* **Task prompt**:
Every entry should be repeated exactly. Omit the pictures.

* **Input rows**:
========================

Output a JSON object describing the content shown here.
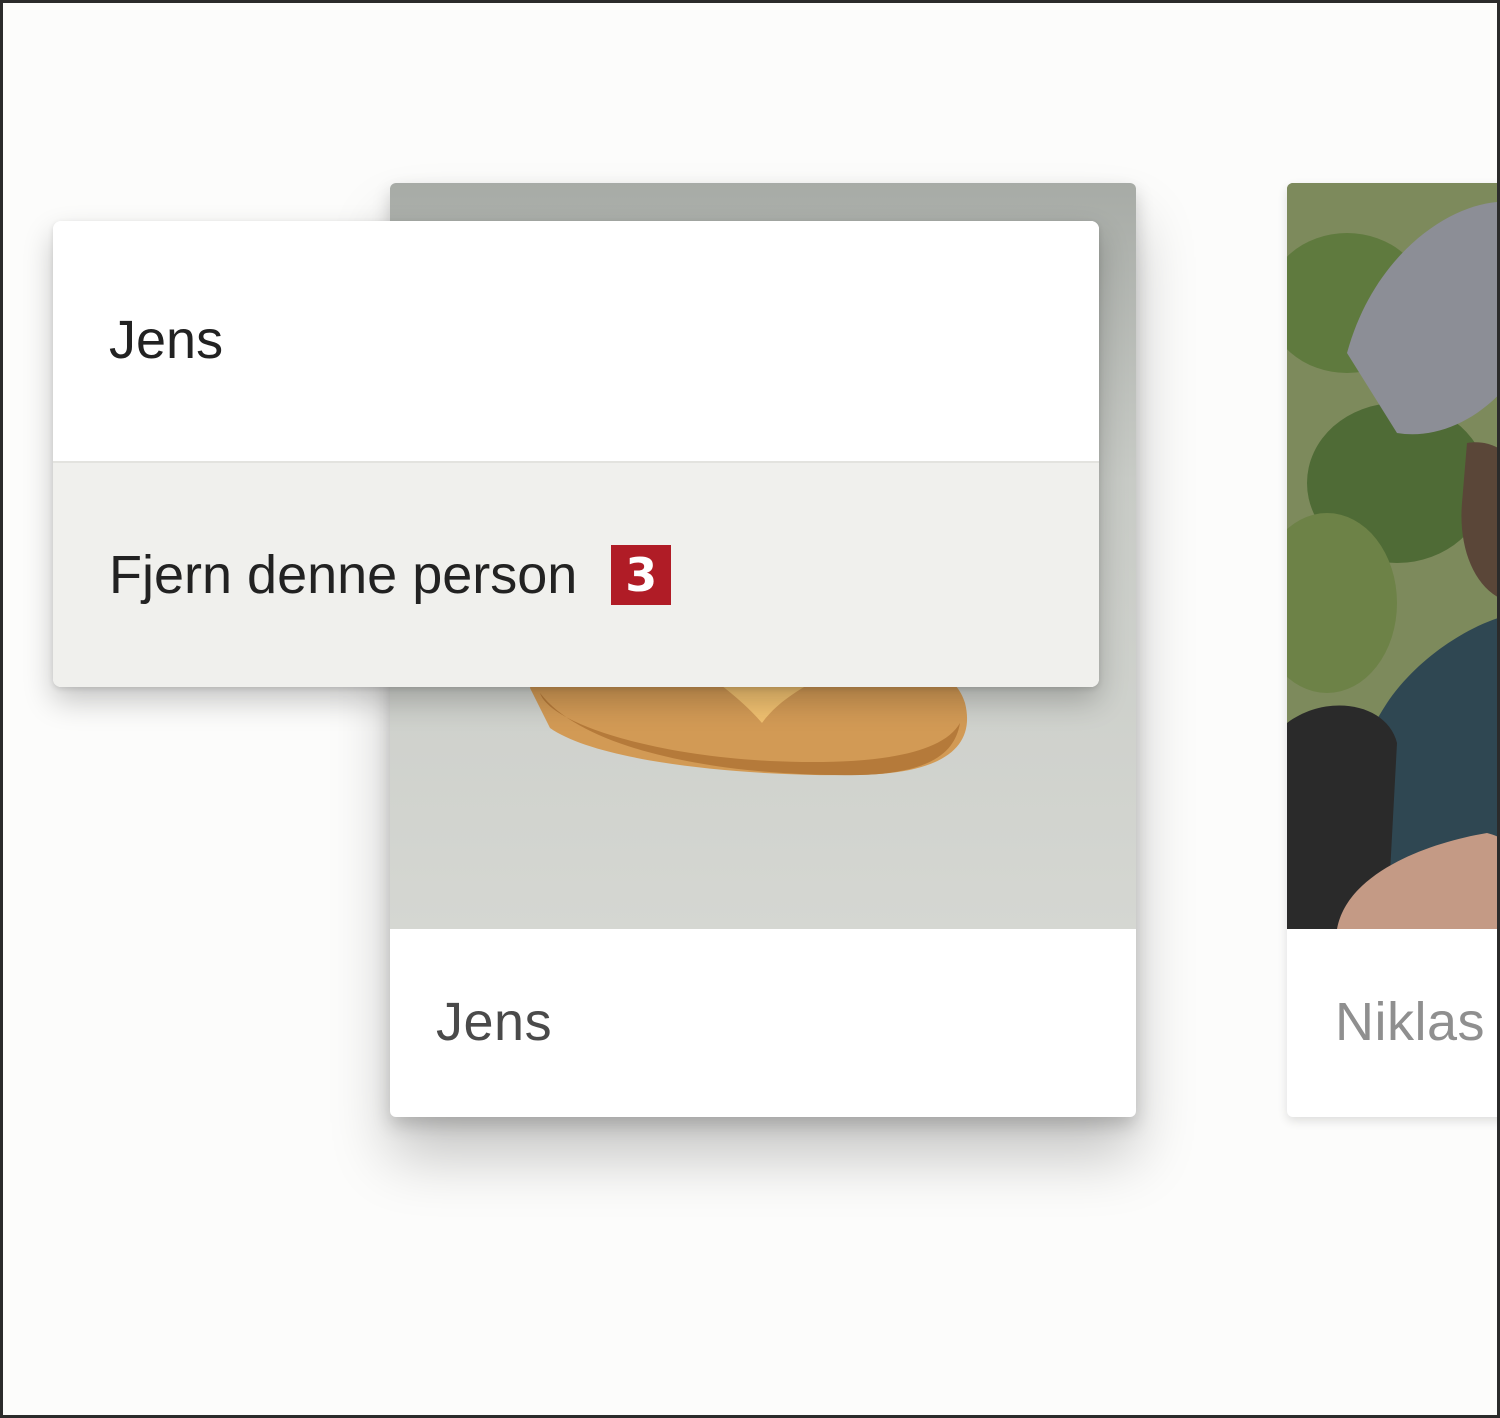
{
  "context_menu": {
    "header_label": "Jens",
    "remove_label": "Fjern denne person",
    "step_badge": "3"
  },
  "cards": [
    {
      "name": "Jens"
    },
    {
      "name": "Niklas"
    }
  ],
  "colors": {
    "badge": "#b01c26",
    "menu_hover": "#f0f0ed"
  }
}
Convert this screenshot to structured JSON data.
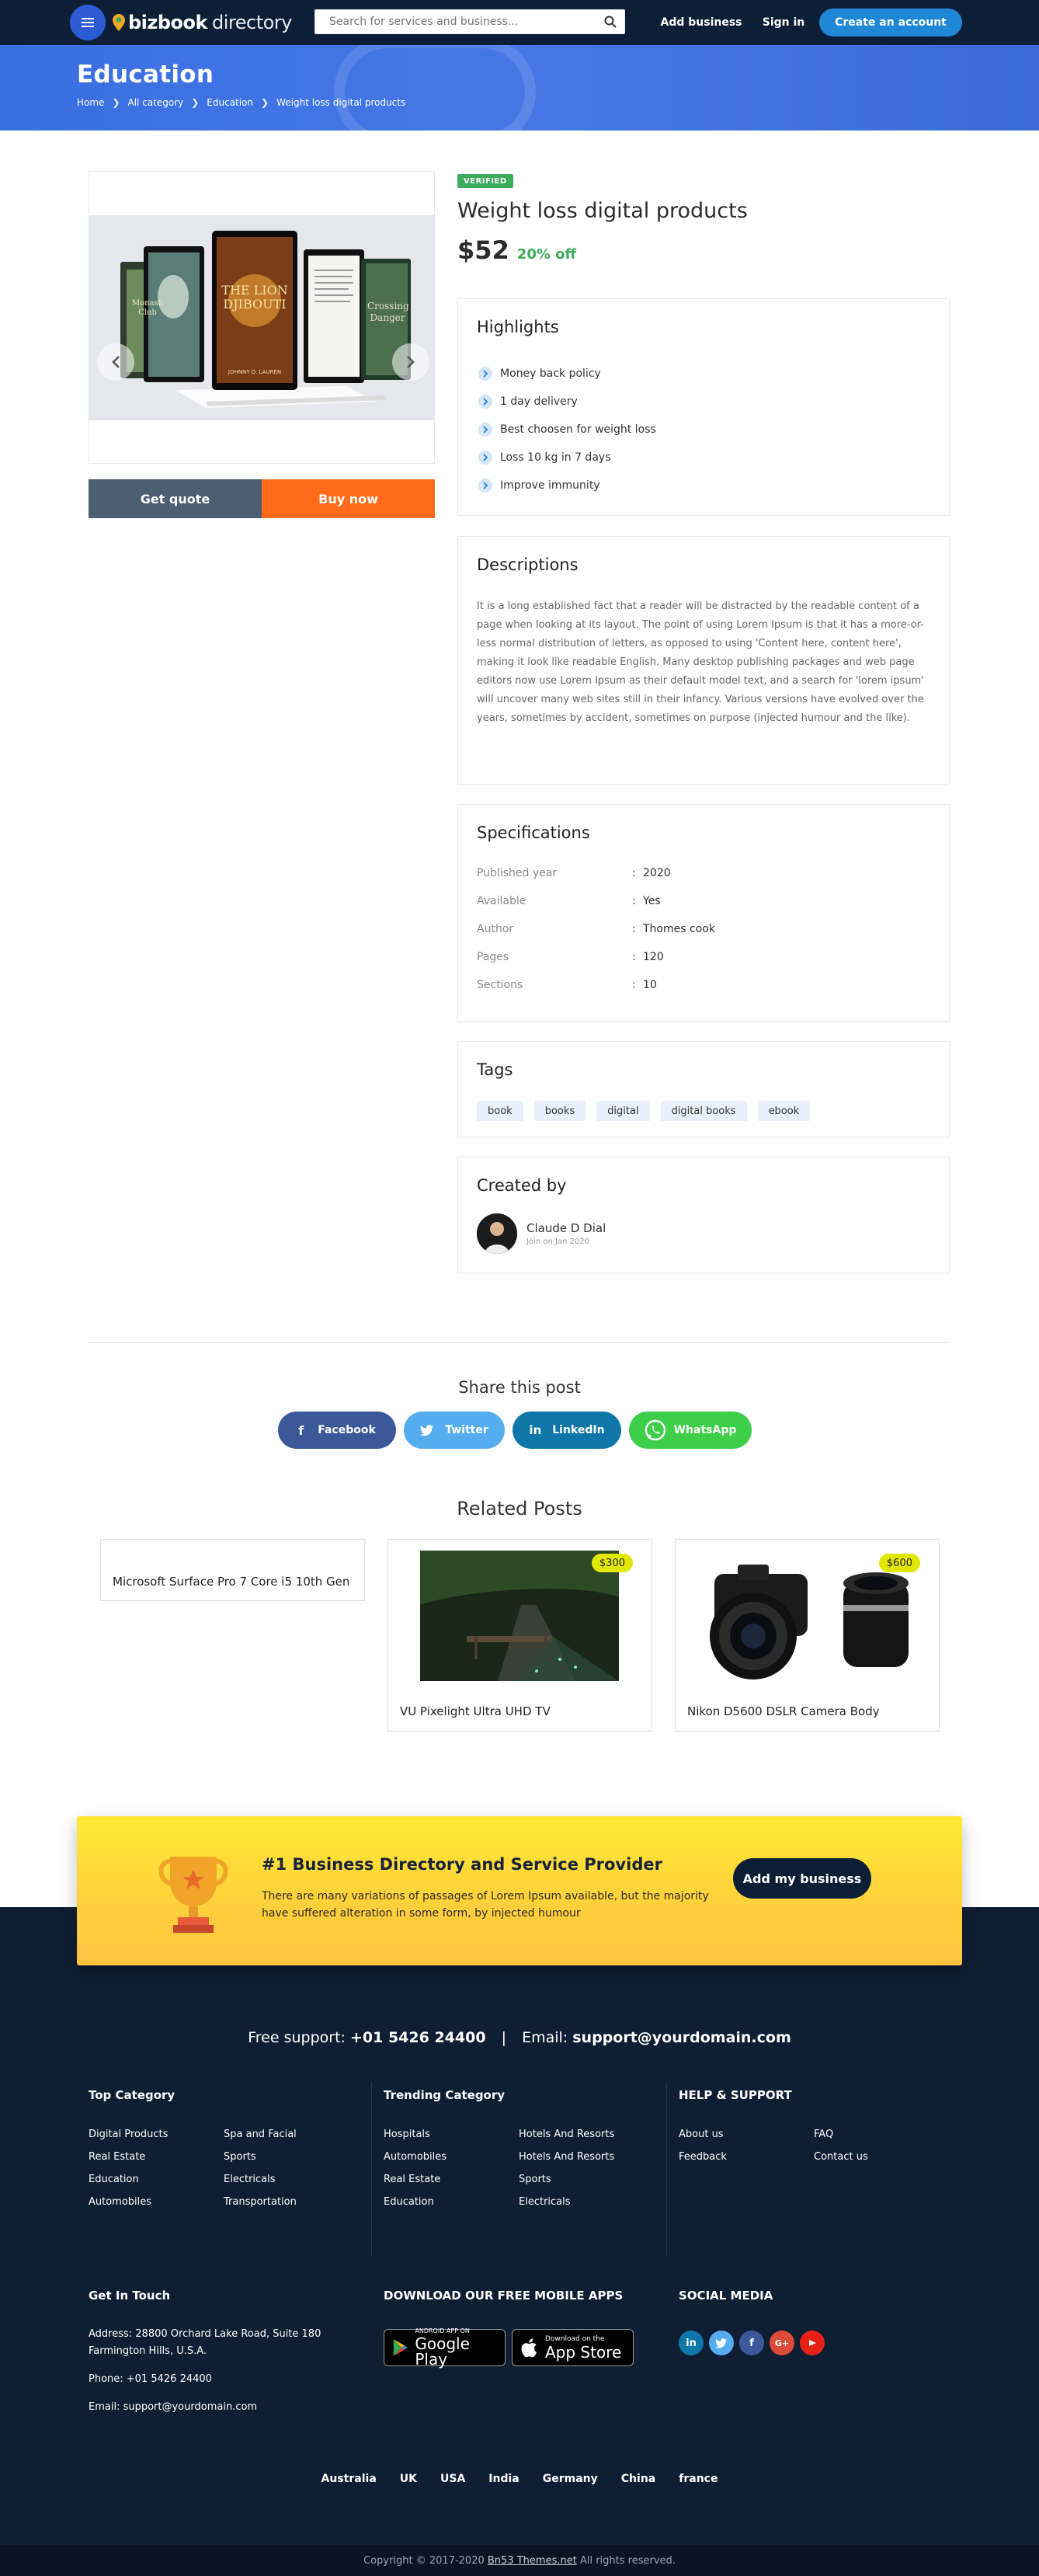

========================

* **Response to the exercise**:
Output a JSON object describing the content shown here.
{
  "context_menu": {
    "header_label": "Jens",
    "remove_label": "Fjern denne person",
    "step_badge": "3"
  },
  "cards": [
    {
      "name": "Jens"
    },
    {
      "name": "Niklas"
    }
  ],
  "colors": {
    "badge": "#b01c26",
    "menu_hover": "#f0f0ed"
  }
}
Convert this screenshot to structured JSON data.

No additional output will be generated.